**Records for the exercise**
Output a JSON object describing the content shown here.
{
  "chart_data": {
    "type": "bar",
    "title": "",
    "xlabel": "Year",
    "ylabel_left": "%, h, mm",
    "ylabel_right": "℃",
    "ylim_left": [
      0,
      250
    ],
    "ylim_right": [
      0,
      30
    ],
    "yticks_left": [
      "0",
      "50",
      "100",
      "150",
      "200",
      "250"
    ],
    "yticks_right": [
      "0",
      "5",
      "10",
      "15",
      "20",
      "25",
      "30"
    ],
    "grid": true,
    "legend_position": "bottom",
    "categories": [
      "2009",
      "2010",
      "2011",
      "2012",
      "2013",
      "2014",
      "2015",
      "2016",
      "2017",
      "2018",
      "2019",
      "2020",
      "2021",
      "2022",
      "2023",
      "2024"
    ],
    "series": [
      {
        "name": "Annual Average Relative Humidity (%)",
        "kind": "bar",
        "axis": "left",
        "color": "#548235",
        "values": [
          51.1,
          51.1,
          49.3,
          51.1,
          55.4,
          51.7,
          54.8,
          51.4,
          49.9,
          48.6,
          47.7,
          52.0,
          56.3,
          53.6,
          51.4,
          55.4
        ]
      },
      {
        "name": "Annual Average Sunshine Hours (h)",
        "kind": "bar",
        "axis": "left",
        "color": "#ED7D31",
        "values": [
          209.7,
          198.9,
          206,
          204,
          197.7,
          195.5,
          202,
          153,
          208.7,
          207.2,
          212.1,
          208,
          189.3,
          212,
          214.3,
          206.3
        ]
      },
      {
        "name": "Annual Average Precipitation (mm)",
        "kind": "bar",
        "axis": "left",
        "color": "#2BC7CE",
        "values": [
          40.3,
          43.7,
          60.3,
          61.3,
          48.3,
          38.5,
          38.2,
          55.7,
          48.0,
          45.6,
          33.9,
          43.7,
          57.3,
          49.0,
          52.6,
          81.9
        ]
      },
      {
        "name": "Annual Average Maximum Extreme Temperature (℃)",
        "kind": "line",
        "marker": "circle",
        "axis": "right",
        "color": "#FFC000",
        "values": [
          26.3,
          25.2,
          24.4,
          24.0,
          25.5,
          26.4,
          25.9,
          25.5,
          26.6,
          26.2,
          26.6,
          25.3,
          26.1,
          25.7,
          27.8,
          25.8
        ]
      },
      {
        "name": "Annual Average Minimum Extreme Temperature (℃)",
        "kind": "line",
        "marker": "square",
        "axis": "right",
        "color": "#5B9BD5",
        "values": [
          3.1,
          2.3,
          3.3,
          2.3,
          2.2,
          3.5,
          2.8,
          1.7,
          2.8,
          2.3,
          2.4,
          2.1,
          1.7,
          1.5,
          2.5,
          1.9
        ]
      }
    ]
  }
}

**To do**
Scan the listing above for the word "Extreme" and copy every line that holds it.

**Solved problem**
        "name": "Annual Average Maximum Extreme Temperature (℃)",
        "name": "Annual Average Minimum Extreme Temperature (℃)",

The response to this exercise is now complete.